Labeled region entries
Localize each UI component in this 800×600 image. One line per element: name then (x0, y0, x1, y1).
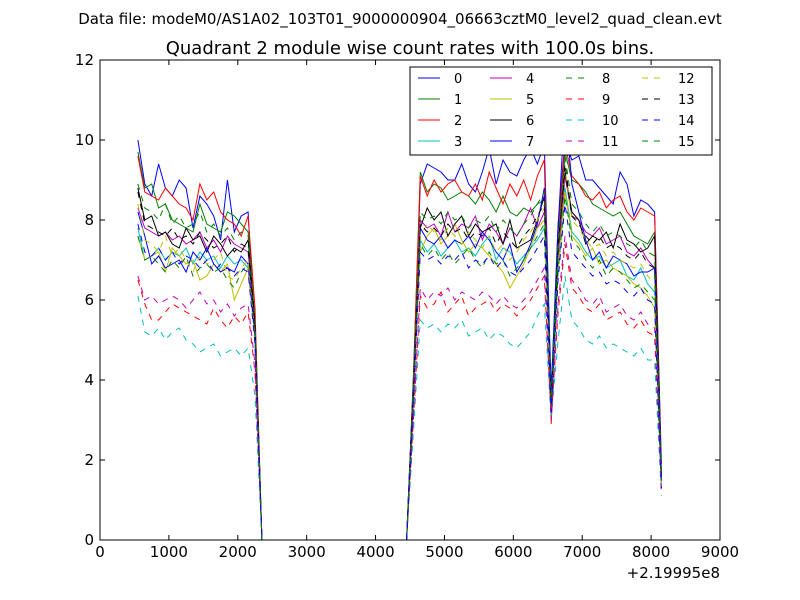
legend-label-11: 11 (602, 135, 619, 150)
y-tick-label: 12 (75, 51, 94, 69)
x-tick-label: 4000 (356, 543, 394, 561)
y-tick-label: 10 (75, 131, 94, 149)
legend-label-0: 0 (454, 72, 462, 87)
x-tick-label: 3000 (288, 543, 326, 561)
legend-label-13: 13 (678, 93, 695, 108)
series-line-13 (137, 163, 662, 541)
legend-label-9: 9 (602, 93, 610, 108)
x-tick-label: 6000 (494, 543, 532, 561)
legend-label-15: 15 (678, 135, 695, 150)
legend-label-14: 14 (678, 114, 695, 129)
legend-label-10: 10 (602, 114, 619, 129)
x-tick-label: 7000 (563, 543, 601, 561)
legend-box (409, 66, 713, 156)
x-tick-label: 5000 (425, 543, 463, 561)
legend-label-1: 1 (454, 93, 462, 108)
x-tick-label: 9000 (701, 543, 739, 561)
legend-label-3: 3 (454, 135, 462, 150)
legend-label-2: 2 (454, 114, 462, 129)
y-tick-label: 0 (84, 531, 94, 549)
y-tick-label: 2 (84, 451, 94, 469)
series-line-15 (137, 155, 662, 541)
y-tick-label: 6 (84, 291, 94, 309)
legend-label-7: 7 (526, 135, 534, 150)
series-line-12 (137, 167, 662, 541)
x-tick-label: 1000 (150, 543, 188, 561)
legend-label-5: 5 (526, 93, 534, 108)
x-tick-label: 0 (95, 543, 105, 561)
x-tick-label: 8000 (632, 543, 670, 561)
x-offset-label: +2.19995e8 (627, 564, 720, 582)
figure-suptitle: Data file: modeM0/AS1A02_103T01_90000009… (78, 10, 722, 29)
y-tick-label: 4 (84, 371, 94, 389)
x-tick-label: 2000 (219, 543, 257, 561)
legend-label-4: 4 (526, 72, 534, 87)
legend-label-8: 8 (602, 72, 610, 87)
y-tick-label: 8 (84, 211, 94, 229)
legend-label-6: 6 (526, 114, 534, 129)
x-axis: 0 1000 2000 3000 4000 5000 6000 7000 8000 9000 (95, 60, 739, 561)
legend-label-12: 12 (678, 72, 695, 87)
chart-title: Quadrant 2 module wise count rates with … (166, 38, 655, 59)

▶ [Stated goal]: Copy out the entries above, replacing every occurrence of "x-tick-label" with "x-axis-tick" and changing nothing else. Leave the pictures out of your answer.

▶ [Full answer]:
Localize each UI component in this 800×600 image. One line per element: name then (x0, y0, x1, y1).
legend-label-11: 11 (602, 135, 619, 150)
y-tick-label: 12 (75, 51, 94, 69)
x-axis-tick: 4000 (356, 543, 394, 561)
y-tick-label: 10 (75, 131, 94, 149)
legend-label-0: 0 (454, 72, 462, 87)
x-axis-tick: 3000 (288, 543, 326, 561)
legend-label-13: 13 (678, 93, 695, 108)
series-line-13 (137, 163, 662, 541)
legend-label-9: 9 (602, 93, 610, 108)
x-axis-tick: 6000 (494, 543, 532, 561)
legend-label-15: 15 (678, 135, 695, 150)
legend-label-14: 14 (678, 114, 695, 129)
legend-label-10: 10 (602, 114, 619, 129)
x-axis-tick: 7000 (563, 543, 601, 561)
legend-box (409, 66, 713, 156)
x-axis-tick: 5000 (425, 543, 463, 561)
legend-label-1: 1 (454, 93, 462, 108)
x-axis-tick: 9000 (701, 543, 739, 561)
legend-label-3: 3 (454, 135, 462, 150)
legend-label-2: 2 (454, 114, 462, 129)
y-tick-label: 0 (84, 531, 94, 549)
y-tick-label: 2 (84, 451, 94, 469)
series-line-15 (137, 155, 662, 541)
y-tick-label: 6 (84, 291, 94, 309)
legend-label-7: 7 (526, 135, 534, 150)
series-line-12 (137, 167, 662, 541)
x-axis-tick: 1000 (150, 543, 188, 561)
legend-label-5: 5 (526, 93, 534, 108)
x-axis-tick: 0 (95, 543, 105, 561)
x-axis-tick: 8000 (632, 543, 670, 561)
x-offset-label: +2.19995e8 (627, 564, 720, 582)
figure-suptitle: Data file: modeM0/AS1A02_103T01_90000009… (78, 10, 722, 29)
y-tick-label: 4 (84, 371, 94, 389)
x-axis-tick: 2000 (219, 543, 257, 561)
legend-label-4: 4 (526, 72, 534, 87)
legend-label-8: 8 (602, 72, 610, 87)
y-tick-label: 8 (84, 211, 94, 229)
legend-label-6: 6 (526, 114, 534, 129)
x-axis: 0 1000 2000 3000 4000 5000 6000 7000 8000 9000 (95, 60, 739, 561)
legend-label-12: 12 (678, 72, 695, 87)
chart-title: Quadrant 2 module wise count rates with … (166, 38, 655, 59)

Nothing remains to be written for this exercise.